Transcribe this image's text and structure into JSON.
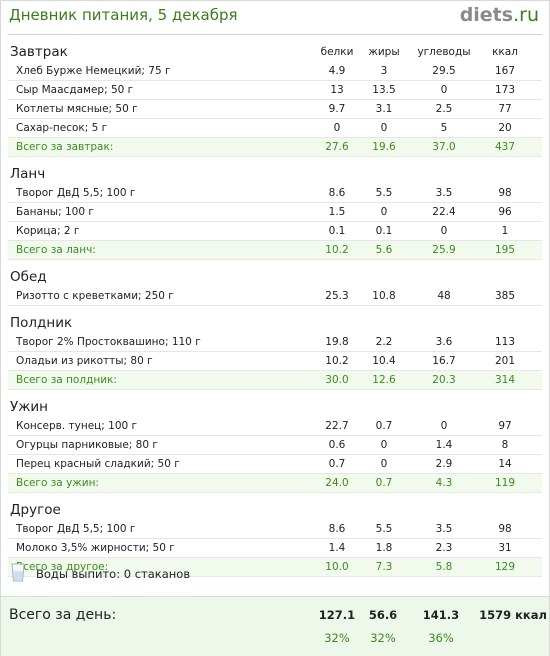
{
  "header": {
    "title": "Дневник питания, 5 декабря",
    "brand_name": "diets",
    "brand_tld": ".ru"
  },
  "columns": [
    "белки",
    "жиры",
    "углеводы",
    "ккал"
  ],
  "meals": [
    {
      "name": "Завтрак",
      "show_columns": true,
      "items": [
        {
          "name": "Хлеб Бурже Немецкий; 75 г",
          "values": [
            "4.9",
            "3",
            "29.5",
            "167"
          ]
        },
        {
          "name": "Сыр Маасдамер; 50 г",
          "values": [
            "13",
            "13.5",
            "0",
            "173"
          ]
        },
        {
          "name": "Котлеты мясные; 50 г",
          "values": [
            "9.7",
            "3.1",
            "2.5",
            "77"
          ]
        },
        {
          "name": "Сахар-песок; 5 г",
          "values": [
            "0",
            "0",
            "5",
            "20"
          ]
        }
      ],
      "total": {
        "label": "Всего за завтрак:",
        "values": [
          "27.6",
          "19.6",
          "37.0",
          "437"
        ]
      }
    },
    {
      "name": "Ланч",
      "items": [
        {
          "name": "Творог ДвД 5,5; 100 г",
          "values": [
            "8.6",
            "5.5",
            "3.5",
            "98"
          ]
        },
        {
          "name": "Бананы; 100 г",
          "values": [
            "1.5",
            "0",
            "22.4",
            "96"
          ]
        },
        {
          "name": "Корица; 2 г",
          "values": [
            "0.1",
            "0.1",
            "0",
            "1"
          ]
        }
      ],
      "total": {
        "label": "Всего за ланч:",
        "values": [
          "10.2",
          "5.6",
          "25.9",
          "195"
        ]
      }
    },
    {
      "name": "Обед",
      "items": [
        {
          "name": "Ризотто с креветками; 250 г",
          "values": [
            "25.3",
            "10.8",
            "48",
            "385"
          ]
        }
      ],
      "total": null
    },
    {
      "name": "Полдник",
      "items": [
        {
          "name": "Творог 2% Простоквашино; 110 г",
          "values": [
            "19.8",
            "2.2",
            "3.6",
            "113"
          ]
        },
        {
          "name": "Оладьи из рикотты; 80 г",
          "values": [
            "10.2",
            "10.4",
            "16.7",
            "201"
          ]
        }
      ],
      "total": {
        "label": "Всего за полдник:",
        "values": [
          "30.0",
          "12.6",
          "20.3",
          "314"
        ]
      }
    },
    {
      "name": "Ужин",
      "items": [
        {
          "name": "Консерв. тунец; 100 г",
          "values": [
            "22.7",
            "0.7",
            "0",
            "97"
          ]
        },
        {
          "name": "Огурцы парниковые; 80 г",
          "values": [
            "0.6",
            "0",
            "1.4",
            "8"
          ]
        },
        {
          "name": "Перец красный сладкий; 50 г",
          "values": [
            "0.7",
            "0",
            "2.9",
            "14"
          ]
        }
      ],
      "total": {
        "label": "Всего за ужин:",
        "values": [
          "24.0",
          "0.7",
          "4.3",
          "119"
        ]
      }
    },
    {
      "name": "Другое",
      "items": [
        {
          "name": "Творог ДвД 5,5; 100 г",
          "values": [
            "8.6",
            "5.5",
            "3.5",
            "98"
          ]
        },
        {
          "name": "Молоко 3,5% жирности; 50 г",
          "values": [
            "1.4",
            "1.8",
            "2.3",
            "31"
          ]
        }
      ],
      "total": {
        "label": "Всего за другое:",
        "values": [
          "10.0",
          "7.3",
          "5.8",
          "129"
        ]
      }
    }
  ],
  "water": {
    "text": "Воды выпито: 0 стаканов",
    "icon": "glass-icon"
  },
  "day_total": {
    "label": "Всего за день:",
    "values": [
      "127.1",
      "56.6",
      "141.3",
      "1579 ккал"
    ],
    "percents": [
      "32%",
      "32%",
      "36%"
    ]
  },
  "colors": {
    "accent": "#3a7d1f",
    "total_bg": "#f2faee",
    "day_bg": "#eef8ea"
  }
}
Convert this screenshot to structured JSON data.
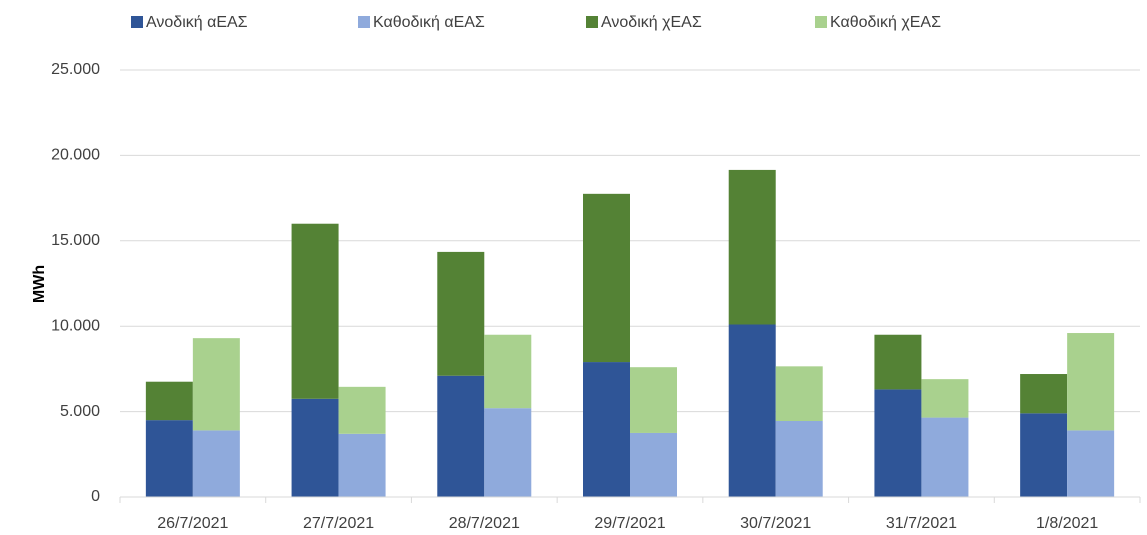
{
  "chart_data": {
    "type": "bar",
    "y_label": "MWh",
    "categories": [
      "26/7/2021",
      "27/7/2021",
      "28/7/2021",
      "29/7/2021",
      "30/7/2021",
      "31/7/2021",
      "1/8/2021"
    ],
    "series": [
      {
        "name": "Ανοδική αΕΑΣ",
        "color": "#2f5597",
        "values": [
          4500,
          5750,
          7100,
          7900,
          10100,
          6300,
          4900
        ]
      },
      {
        "name": "Καθοδική αΕΑΣ",
        "color": "#8faadc",
        "values": [
          3900,
          3700,
          5200,
          3750,
          4450,
          4650,
          3900
        ]
      },
      {
        "name": "Ανοδική χΕΑΣ",
        "color": "#548235",
        "values": [
          2250,
          10250,
          7250,
          9850,
          9050,
          3200,
          2300
        ]
      },
      {
        "name": "Καθοδική χΕΑΣ",
        "color": "#a9d18e",
        "values": [
          5400,
          2750,
          4300,
          3850,
          3200,
          2250,
          5700
        ]
      }
    ],
    "ylim": [
      0,
      25000
    ],
    "yticks": [
      0,
      {
        "value": 5000,
        "label": "5.000"
      },
      {
        "value": 10000,
        "label": "10.000"
      },
      {
        "value": 15000,
        "label": "15.000"
      },
      {
        "value": 20000,
        "label": "20.000"
      },
      {
        "value": 25000,
        "label": "25.000"
      }
    ],
    "grid": true
  }
}
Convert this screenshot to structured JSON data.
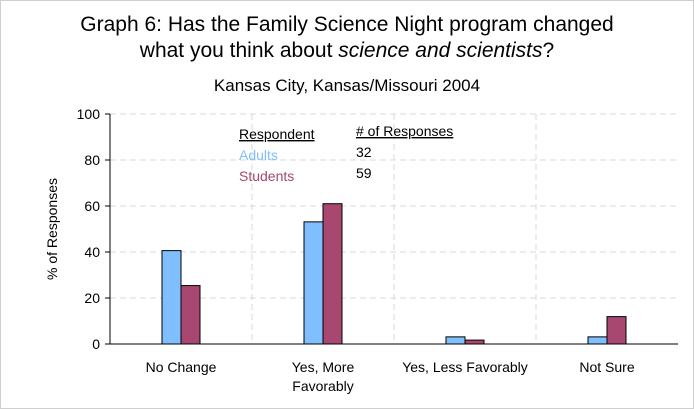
• • • • •
● Written exercise: Quote the preceding listing precisely and completely, omitting its images.

● Written answer:
Transcribe this image's text and structure into JSON.
{
  "header": {
    "title": "Дневник питания, 5 декабря",
    "brand_name": "diets",
    "brand_tld": ".ru"
  },
  "columns": [
    "белки",
    "жиры",
    "углеводы",
    "ккал"
  ],
  "meals": [
    {
      "name": "Завтрак",
      "show_columns": true,
      "items": [
        {
          "name": "Хлеб Бурже Немецкий; 75 г",
          "values": [
            "4.9",
            "3",
            "29.5",
            "167"
          ]
        },
        {
          "name": "Сыр Маасдамер; 50 г",
          "values": [
            "13",
            "13.5",
            "0",
            "173"
          ]
        },
        {
          "name": "Котлеты мясные; 50 г",
          "values": [
            "9.7",
            "3.1",
            "2.5",
            "77"
          ]
        },
        {
          "name": "Сахар-песок; 5 г",
          "values": [
            "0",
            "0",
            "5",
            "20"
          ]
        }
      ],
      "total": {
        "label": "Всего за завтрак:",
        "values": [
          "27.6",
          "19.6",
          "37.0",
          "437"
        ]
      }
    },
    {
      "name": "Ланч",
      "items": [
        {
          "name": "Творог ДвД 5,5; 100 г",
          "values": [
            "8.6",
            "5.5",
            "3.5",
            "98"
          ]
        },
        {
          "name": "Бананы; 100 г",
          "values": [
            "1.5",
            "0",
            "22.4",
            "96"
          ]
        },
        {
          "name": "Корица; 2 г",
          "values": [
            "0.1",
            "0.1",
            "0",
            "1"
          ]
        }
      ],
      "total": {
        "label": "Всего за ланч:",
        "values": [
          "10.2",
          "5.6",
          "25.9",
          "195"
        ]
      }
    },
    {
      "name": "Обед",
      "items": [
        {
          "name": "Ризотто с креветками; 250 г",
          "values": [
            "25.3",
            "10.8",
            "48",
            "385"
          ]
        }
      ],
      "total": null
    },
    {
      "name": "Полдник",
      "items": [
        {
          "name": "Творог 2% Простоквашино; 110 г",
          "values": [
            "19.8",
            "2.2",
            "3.6",
            "113"
          ]
        },
        {
          "name": "Оладьи из рикотты; 80 г",
          "values": [
            "10.2",
            "10.4",
            "16.7",
            "201"
          ]
        }
      ],
      "total": {
        "label": "Всего за полдник:",
        "values": [
          "30.0",
          "12.6",
          "20.3",
          "314"
        ]
      }
    },
    {
      "name": "Ужин",
      "items": [
        {
          "name": "Консерв. тунец; 100 г",
          "values": [
            "22.7",
            "0.7",
            "0",
            "97"
          ]
        },
        {
          "name": "Огурцы парниковые; 80 г",
          "values": [
            "0.6",
            "0",
            "1.4",
            "8"
          ]
        },
        {
          "name": "Перец красный сладкий; 50 г",
          "values": [
            "0.7",
            "0",
            "2.9",
            "14"
          ]
        }
      ],
      "total": {
        "label": "Всего за ужин:",
        "values": [
          "24.0",
          "0.7",
          "4.3",
          "119"
        ]
      }
    },
    {
      "name": "Другое",
      "items": [
        {
          "name": "Творог ДвД 5,5; 100 г",
          "values": [
            "8.6",
            "5.5",
            "3.5",
            "98"
          ]
        },
        {
          "name": "Молоко 3,5% жирности; 50 г",
          "values": [
            "1.4",
            "1.8",
            "2.3",
            "31"
          ]
        }
      ],
      "total": {
        "label": "Всего за другое:",
        "values": [
          "10.0",
          "7.3",
          "5.8",
          "129"
        ]
      }
    }
  ],
  "water": {
    "text": "Воды выпито: 0 стаканов",
    "icon": "glass-icon"
  },
  "day_total": {
    "label": "Всего за день:",
    "values": [
      "127.1",
      "56.6",
      "141.3",
      "1579 ккал"
    ],
    "percents": [
      "32%",
      "32%",
      "36%"
    ]
  },
  "colors": {
    "accent": "#3a7d1f",
    "total_bg": "#f2faee",
    "day_bg": "#eef8ea"
  }
}
Convert this screenshot to structured JSON data.
{
  "chart_data": {
    "type": "bar",
    "y_label": "MWh",
    "categories": [
      "26/7/2021",
      "27/7/2021",
      "28/7/2021",
      "29/7/2021",
      "30/7/2021",
      "31/7/2021",
      "1/8/2021"
    ],
    "series": [
      {
        "name": "Ανοδική αΕΑΣ",
        "color": "#2f5597",
        "values": [
          4500,
          5750,
          7100,
          7900,
          10100,
          6300,
          4900
        ]
      },
      {
        "name": "Καθοδική αΕΑΣ",
        "color": "#8faadc",
        "values": [
          3900,
          3700,
          5200,
          3750,
          4450,
          4650,
          3900
        ]
      },
      {
        "name": "Ανοδική χΕΑΣ",
        "color": "#548235",
        "values": [
          2250,
          10250,
          7250,
          9850,
          9050,
          3200,
          2300
        ]
      },
      {
        "name": "Καθοδική χΕΑΣ",
        "color": "#a9d18e",
        "values": [
          5400,
          2750,
          4300,
          3850,
          3200,
          2250,
          5700
        ]
      }
    ],
    "ylim": [
      0,
      25000
    ],
    "yticks": [
      0,
      {
        "value": 5000,
        "label": "5.000"
      },
      {
        "value": 10000,
        "label": "10.000"
      },
      {
        "value": 15000,
        "label": "15.000"
      },
      {
        "value": 20000,
        "label": "20.000"
      },
      {
        "value": 25000,
        "label": "25.000"
      }
    ],
    "grid": true
  }
}
Convert this screenshot to structured JSON data.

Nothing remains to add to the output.